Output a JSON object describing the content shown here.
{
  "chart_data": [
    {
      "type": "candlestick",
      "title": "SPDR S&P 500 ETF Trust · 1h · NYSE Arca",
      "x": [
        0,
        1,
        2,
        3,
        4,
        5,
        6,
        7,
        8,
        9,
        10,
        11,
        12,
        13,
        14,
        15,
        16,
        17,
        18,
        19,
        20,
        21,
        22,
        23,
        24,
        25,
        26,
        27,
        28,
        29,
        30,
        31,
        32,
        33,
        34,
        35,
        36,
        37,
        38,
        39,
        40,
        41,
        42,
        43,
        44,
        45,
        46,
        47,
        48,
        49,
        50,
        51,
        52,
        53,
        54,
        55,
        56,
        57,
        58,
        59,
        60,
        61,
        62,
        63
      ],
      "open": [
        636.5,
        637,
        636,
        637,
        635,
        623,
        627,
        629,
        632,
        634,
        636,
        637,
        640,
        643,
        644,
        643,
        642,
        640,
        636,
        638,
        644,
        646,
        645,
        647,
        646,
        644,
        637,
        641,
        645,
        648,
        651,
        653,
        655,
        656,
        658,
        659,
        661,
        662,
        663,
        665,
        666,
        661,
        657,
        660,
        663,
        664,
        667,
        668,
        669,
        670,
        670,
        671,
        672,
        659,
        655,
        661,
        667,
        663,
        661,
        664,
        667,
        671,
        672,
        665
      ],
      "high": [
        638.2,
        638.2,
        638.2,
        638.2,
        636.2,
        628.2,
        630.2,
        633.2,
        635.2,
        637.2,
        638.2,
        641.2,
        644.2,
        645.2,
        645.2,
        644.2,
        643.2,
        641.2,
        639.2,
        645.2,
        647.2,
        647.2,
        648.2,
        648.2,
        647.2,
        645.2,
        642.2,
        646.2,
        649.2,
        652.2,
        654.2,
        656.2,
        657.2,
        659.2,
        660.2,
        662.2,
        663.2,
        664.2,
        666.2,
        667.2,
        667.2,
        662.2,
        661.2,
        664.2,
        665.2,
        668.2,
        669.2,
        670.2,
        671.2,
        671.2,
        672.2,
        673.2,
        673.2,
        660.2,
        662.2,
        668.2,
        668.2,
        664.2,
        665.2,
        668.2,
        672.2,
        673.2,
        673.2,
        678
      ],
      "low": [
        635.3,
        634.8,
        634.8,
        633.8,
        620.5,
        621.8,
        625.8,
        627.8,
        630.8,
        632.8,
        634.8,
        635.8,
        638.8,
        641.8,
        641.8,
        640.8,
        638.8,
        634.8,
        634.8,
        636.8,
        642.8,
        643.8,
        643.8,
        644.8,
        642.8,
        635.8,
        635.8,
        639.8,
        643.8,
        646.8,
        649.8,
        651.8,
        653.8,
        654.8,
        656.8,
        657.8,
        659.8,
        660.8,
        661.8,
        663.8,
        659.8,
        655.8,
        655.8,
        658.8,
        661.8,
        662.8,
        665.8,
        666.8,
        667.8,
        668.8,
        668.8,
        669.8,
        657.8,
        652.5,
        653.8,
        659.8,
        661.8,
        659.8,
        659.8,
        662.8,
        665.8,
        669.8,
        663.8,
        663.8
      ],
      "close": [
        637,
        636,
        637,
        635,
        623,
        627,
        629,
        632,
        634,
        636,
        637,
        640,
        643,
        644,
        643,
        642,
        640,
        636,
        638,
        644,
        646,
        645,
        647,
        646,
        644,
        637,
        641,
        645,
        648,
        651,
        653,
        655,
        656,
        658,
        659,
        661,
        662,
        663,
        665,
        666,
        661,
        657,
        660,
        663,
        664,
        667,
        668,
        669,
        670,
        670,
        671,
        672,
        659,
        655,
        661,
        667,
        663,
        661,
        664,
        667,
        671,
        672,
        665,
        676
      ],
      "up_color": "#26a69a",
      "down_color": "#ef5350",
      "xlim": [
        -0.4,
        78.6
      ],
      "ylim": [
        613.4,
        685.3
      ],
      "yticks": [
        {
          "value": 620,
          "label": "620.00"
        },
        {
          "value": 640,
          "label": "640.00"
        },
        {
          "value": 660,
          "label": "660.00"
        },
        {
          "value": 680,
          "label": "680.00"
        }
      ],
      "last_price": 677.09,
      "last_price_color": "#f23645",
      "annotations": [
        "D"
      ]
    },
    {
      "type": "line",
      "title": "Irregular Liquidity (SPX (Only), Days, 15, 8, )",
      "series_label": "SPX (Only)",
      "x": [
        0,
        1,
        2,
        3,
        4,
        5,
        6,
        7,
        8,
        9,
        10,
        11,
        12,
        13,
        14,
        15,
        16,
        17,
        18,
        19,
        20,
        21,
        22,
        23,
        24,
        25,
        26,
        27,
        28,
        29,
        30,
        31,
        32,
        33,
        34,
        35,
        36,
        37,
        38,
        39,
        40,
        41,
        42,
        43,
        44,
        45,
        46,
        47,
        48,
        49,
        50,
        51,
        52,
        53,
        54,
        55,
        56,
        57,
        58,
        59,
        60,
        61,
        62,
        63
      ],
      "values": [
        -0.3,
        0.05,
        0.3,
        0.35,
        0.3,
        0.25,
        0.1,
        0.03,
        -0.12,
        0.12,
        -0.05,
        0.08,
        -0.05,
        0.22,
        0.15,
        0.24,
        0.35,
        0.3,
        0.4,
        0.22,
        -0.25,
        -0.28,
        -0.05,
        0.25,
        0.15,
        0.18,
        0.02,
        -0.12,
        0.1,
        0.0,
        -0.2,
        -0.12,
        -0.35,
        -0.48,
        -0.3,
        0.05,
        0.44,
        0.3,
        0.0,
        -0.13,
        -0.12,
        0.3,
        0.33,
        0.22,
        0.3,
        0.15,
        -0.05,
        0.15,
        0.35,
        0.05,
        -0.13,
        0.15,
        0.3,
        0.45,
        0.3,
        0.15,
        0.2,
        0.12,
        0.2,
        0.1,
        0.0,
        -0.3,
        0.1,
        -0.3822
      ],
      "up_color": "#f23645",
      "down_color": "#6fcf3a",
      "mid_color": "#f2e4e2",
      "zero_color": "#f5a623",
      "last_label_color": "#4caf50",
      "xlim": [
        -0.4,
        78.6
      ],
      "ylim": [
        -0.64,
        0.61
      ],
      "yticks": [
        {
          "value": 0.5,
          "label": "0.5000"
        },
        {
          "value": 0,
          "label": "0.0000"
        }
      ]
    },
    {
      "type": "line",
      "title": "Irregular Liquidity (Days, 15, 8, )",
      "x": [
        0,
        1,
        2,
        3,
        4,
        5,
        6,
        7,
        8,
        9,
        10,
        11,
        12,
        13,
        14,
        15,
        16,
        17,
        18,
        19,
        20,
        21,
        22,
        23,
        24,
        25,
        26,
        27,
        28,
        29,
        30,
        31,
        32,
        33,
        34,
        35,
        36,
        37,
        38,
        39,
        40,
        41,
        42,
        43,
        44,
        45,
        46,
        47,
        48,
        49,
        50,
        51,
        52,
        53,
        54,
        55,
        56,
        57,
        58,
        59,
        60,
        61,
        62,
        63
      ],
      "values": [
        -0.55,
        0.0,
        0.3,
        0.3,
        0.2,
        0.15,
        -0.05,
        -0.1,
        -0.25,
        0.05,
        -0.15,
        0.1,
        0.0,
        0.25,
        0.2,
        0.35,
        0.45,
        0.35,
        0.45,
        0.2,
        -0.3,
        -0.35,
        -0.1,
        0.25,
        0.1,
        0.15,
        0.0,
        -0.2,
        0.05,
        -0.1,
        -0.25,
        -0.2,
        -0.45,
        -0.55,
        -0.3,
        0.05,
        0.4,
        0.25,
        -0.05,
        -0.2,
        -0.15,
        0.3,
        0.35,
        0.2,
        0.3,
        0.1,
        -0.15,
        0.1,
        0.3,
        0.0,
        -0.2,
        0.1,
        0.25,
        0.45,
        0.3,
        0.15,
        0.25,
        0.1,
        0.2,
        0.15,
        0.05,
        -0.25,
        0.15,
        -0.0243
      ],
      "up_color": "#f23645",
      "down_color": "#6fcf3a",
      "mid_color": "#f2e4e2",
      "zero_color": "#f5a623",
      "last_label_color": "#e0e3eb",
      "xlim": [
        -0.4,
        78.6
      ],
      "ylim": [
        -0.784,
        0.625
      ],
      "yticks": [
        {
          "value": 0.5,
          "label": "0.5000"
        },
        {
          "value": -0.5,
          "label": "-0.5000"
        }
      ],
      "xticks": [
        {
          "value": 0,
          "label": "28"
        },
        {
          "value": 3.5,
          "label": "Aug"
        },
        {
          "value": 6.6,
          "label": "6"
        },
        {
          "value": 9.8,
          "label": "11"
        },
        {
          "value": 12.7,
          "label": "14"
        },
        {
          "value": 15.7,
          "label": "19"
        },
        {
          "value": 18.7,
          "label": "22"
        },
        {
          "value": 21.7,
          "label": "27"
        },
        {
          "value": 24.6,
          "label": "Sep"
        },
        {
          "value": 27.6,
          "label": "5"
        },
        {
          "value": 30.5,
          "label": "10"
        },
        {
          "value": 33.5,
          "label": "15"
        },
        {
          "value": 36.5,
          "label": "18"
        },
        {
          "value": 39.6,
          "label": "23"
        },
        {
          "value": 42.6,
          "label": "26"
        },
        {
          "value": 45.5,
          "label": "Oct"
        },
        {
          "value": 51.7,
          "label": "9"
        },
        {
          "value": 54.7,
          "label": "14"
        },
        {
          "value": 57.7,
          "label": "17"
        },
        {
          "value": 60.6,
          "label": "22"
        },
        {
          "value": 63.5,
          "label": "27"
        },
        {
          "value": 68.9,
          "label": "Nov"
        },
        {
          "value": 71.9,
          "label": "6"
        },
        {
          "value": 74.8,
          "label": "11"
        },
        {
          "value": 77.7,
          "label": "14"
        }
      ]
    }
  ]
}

○ ○ ○ ○

» **Task to carry out**: Wherever a line in the data above holds "Only", copy that line.

» **The result**:
      "title": "Irregular Liquidity (SPX (Only), Days, 15, 8, )",
      "series_label": "SPX (Only)",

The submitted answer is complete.